BEGIN Task material

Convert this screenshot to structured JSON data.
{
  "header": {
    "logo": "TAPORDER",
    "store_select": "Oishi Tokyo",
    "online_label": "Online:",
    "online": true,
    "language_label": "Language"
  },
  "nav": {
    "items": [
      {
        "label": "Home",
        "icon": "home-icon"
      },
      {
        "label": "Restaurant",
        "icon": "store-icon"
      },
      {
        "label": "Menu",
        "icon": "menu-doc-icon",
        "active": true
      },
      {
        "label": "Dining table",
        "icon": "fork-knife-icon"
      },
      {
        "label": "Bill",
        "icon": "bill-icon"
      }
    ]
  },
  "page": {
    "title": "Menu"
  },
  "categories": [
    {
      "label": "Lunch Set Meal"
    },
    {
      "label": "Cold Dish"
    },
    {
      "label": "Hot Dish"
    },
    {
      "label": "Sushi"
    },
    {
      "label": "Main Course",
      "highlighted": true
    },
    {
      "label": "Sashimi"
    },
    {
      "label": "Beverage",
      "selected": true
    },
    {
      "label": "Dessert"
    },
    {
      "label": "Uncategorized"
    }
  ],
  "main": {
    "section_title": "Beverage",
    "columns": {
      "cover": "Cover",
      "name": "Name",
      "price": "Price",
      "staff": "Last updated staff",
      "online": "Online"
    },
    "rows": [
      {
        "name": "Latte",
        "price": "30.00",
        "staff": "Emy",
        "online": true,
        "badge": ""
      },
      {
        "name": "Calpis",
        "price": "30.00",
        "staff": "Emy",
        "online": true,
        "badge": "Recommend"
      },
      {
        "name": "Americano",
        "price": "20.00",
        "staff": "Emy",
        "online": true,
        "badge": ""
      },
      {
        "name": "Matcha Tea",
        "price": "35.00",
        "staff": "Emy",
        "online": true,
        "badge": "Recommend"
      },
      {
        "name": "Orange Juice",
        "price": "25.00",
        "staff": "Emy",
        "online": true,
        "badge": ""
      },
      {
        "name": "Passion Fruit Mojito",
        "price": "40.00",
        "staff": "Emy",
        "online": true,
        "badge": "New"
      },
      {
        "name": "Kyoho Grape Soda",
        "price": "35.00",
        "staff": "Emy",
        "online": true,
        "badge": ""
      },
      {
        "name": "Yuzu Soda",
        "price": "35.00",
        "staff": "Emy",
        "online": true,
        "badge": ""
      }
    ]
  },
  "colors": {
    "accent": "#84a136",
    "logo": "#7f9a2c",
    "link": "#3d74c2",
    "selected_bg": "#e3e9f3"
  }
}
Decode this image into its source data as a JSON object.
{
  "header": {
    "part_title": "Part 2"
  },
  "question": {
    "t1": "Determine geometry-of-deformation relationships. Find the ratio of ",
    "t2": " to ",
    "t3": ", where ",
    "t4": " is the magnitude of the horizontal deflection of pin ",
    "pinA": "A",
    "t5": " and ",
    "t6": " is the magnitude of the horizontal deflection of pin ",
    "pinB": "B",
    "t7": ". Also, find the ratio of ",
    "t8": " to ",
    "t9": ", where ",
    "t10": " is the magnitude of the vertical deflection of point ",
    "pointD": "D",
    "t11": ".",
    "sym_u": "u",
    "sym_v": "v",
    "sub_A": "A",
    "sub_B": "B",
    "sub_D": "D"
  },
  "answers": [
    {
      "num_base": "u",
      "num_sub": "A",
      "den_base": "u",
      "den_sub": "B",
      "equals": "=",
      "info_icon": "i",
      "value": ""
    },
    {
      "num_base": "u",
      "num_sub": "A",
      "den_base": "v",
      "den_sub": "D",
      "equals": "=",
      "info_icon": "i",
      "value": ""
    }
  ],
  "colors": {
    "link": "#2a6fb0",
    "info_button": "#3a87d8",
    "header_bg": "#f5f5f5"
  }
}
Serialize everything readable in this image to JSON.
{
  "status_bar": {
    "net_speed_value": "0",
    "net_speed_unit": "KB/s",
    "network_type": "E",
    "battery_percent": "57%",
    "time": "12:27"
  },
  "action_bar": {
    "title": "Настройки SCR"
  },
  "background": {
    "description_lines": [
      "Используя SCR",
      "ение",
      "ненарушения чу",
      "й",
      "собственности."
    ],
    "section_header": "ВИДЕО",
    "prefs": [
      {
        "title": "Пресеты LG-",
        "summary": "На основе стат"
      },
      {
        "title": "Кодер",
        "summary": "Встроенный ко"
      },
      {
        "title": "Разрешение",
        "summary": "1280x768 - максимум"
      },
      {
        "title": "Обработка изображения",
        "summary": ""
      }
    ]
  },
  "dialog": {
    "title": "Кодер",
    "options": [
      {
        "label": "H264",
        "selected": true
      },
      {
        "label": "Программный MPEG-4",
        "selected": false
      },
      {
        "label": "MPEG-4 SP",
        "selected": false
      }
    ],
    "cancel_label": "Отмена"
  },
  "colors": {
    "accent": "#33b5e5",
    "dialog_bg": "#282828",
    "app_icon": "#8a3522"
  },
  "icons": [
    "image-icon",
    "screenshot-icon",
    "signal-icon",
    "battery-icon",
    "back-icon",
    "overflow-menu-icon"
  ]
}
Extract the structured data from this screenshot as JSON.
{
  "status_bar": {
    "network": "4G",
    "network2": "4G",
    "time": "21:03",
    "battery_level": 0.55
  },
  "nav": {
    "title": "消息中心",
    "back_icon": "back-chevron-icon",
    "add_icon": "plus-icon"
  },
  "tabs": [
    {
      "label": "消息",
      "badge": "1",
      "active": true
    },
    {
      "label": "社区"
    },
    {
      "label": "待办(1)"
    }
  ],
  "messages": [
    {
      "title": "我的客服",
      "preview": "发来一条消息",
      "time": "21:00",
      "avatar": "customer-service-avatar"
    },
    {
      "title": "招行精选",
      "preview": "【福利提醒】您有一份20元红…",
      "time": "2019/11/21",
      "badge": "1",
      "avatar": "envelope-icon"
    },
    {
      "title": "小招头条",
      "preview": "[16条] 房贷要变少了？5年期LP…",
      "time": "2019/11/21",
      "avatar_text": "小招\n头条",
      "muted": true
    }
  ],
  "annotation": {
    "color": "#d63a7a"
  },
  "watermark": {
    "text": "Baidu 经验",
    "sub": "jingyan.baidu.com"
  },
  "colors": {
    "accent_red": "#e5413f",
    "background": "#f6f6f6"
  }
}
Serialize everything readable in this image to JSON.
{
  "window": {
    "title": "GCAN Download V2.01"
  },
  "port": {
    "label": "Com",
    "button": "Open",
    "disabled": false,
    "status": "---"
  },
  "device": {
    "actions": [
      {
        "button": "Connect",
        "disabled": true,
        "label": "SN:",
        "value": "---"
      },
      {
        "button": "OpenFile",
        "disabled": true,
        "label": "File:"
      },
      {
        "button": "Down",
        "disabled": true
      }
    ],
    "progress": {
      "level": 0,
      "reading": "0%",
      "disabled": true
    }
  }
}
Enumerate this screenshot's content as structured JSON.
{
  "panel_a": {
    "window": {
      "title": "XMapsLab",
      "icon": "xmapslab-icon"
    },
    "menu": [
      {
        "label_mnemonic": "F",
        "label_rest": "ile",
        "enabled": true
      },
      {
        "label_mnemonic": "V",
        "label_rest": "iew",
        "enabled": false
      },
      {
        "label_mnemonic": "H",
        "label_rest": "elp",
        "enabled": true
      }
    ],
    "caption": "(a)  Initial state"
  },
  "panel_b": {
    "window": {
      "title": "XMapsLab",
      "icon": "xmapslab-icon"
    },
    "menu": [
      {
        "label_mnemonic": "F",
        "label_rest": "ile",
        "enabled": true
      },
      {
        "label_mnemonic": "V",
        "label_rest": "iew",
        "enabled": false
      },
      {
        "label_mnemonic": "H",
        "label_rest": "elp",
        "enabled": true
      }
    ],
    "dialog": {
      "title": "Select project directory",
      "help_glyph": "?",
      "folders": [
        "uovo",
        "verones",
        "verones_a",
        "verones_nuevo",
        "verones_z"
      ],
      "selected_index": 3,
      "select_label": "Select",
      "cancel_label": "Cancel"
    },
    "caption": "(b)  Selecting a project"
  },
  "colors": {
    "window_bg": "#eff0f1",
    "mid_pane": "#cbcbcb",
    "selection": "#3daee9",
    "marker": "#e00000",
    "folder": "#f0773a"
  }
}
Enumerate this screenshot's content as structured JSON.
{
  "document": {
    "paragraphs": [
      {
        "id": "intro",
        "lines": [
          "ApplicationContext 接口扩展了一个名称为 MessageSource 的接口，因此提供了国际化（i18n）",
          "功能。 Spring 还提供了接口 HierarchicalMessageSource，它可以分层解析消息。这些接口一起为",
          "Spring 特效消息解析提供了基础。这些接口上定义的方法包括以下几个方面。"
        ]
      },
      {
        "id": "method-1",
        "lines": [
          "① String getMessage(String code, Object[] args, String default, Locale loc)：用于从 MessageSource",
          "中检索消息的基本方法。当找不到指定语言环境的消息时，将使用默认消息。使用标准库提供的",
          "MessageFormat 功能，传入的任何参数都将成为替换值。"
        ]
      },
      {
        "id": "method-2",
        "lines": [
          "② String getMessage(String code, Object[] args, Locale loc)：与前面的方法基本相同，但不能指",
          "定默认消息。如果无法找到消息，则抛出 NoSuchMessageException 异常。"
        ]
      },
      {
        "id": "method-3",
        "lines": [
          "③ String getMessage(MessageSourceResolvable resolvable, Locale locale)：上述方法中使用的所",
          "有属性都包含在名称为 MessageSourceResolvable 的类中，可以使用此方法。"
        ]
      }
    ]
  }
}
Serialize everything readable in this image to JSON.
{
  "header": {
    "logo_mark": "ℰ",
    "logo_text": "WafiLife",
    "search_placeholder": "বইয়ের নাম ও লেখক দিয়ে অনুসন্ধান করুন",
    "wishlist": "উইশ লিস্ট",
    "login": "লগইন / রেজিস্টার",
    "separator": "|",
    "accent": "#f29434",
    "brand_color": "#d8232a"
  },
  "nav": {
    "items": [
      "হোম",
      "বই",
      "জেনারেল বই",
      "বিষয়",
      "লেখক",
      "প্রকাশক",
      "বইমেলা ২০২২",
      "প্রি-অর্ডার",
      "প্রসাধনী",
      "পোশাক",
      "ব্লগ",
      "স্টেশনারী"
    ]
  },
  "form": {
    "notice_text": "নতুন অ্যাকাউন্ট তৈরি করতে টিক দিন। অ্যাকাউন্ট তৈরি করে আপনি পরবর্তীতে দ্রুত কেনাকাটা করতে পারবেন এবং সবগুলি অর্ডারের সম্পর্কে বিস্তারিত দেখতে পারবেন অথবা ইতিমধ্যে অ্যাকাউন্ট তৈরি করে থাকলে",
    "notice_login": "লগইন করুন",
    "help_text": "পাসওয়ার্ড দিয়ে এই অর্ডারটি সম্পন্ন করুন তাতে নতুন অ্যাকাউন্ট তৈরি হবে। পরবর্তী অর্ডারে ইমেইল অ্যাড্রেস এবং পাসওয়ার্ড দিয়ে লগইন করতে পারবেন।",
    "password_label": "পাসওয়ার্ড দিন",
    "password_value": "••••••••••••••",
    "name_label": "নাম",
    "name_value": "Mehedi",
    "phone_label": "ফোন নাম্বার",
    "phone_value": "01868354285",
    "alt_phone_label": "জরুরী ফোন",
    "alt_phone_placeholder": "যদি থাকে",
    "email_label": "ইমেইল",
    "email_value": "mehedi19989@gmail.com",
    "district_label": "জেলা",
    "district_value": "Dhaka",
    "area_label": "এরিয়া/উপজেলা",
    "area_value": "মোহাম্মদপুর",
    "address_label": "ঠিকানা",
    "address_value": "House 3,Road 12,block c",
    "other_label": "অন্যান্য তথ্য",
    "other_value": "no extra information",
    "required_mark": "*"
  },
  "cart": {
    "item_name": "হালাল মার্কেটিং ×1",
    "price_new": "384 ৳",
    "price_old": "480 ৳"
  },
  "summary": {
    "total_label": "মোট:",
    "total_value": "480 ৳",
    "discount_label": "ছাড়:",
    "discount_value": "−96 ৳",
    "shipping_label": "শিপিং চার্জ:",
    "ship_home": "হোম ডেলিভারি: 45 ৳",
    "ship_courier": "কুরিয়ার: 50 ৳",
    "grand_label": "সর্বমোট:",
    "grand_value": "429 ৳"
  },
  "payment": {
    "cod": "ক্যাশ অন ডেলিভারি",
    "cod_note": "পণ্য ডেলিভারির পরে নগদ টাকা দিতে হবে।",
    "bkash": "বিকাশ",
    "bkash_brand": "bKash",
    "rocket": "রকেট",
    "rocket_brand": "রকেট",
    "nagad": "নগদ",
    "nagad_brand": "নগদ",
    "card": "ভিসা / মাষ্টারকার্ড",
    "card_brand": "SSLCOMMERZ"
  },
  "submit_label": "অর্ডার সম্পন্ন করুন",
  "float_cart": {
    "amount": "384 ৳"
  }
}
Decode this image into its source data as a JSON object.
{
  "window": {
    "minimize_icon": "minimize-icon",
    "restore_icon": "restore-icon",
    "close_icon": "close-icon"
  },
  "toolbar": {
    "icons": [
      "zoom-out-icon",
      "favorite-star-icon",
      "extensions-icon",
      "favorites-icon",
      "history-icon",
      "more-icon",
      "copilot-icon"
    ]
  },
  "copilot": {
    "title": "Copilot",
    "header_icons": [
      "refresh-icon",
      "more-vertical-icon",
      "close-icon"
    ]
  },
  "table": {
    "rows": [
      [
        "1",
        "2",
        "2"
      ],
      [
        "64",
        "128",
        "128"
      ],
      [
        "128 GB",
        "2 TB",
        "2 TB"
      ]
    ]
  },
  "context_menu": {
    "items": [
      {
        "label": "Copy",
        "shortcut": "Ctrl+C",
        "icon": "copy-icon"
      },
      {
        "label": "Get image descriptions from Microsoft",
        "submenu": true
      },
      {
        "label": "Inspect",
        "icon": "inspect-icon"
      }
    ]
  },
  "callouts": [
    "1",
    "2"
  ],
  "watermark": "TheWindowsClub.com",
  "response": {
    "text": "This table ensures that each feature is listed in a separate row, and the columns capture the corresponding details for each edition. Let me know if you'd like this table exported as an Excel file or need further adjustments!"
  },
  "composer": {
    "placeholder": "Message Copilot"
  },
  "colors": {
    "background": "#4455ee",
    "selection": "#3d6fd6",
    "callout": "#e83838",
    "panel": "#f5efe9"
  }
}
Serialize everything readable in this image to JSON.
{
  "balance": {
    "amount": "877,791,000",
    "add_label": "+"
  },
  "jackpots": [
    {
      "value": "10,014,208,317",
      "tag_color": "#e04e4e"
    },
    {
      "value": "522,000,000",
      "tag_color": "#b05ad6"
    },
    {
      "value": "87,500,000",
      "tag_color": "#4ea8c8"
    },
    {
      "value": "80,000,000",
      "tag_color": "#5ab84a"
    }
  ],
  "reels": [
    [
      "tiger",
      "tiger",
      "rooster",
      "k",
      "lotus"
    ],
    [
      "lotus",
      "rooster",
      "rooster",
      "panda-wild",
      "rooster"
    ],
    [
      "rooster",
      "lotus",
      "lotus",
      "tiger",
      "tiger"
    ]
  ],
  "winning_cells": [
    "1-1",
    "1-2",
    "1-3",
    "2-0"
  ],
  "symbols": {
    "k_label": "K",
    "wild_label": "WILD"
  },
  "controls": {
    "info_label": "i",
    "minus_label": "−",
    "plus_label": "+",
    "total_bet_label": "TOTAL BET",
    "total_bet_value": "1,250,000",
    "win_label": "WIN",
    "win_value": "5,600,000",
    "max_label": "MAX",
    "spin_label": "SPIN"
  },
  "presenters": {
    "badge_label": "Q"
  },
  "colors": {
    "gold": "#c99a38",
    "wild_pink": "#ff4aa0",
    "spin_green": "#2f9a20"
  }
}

END Task material

**Set problem**
Find and copy every line in the entries above where the string "project" occurs.

**Correct response**
      "title": "Select project directory",
    "caption": "(b)  Selecting a project"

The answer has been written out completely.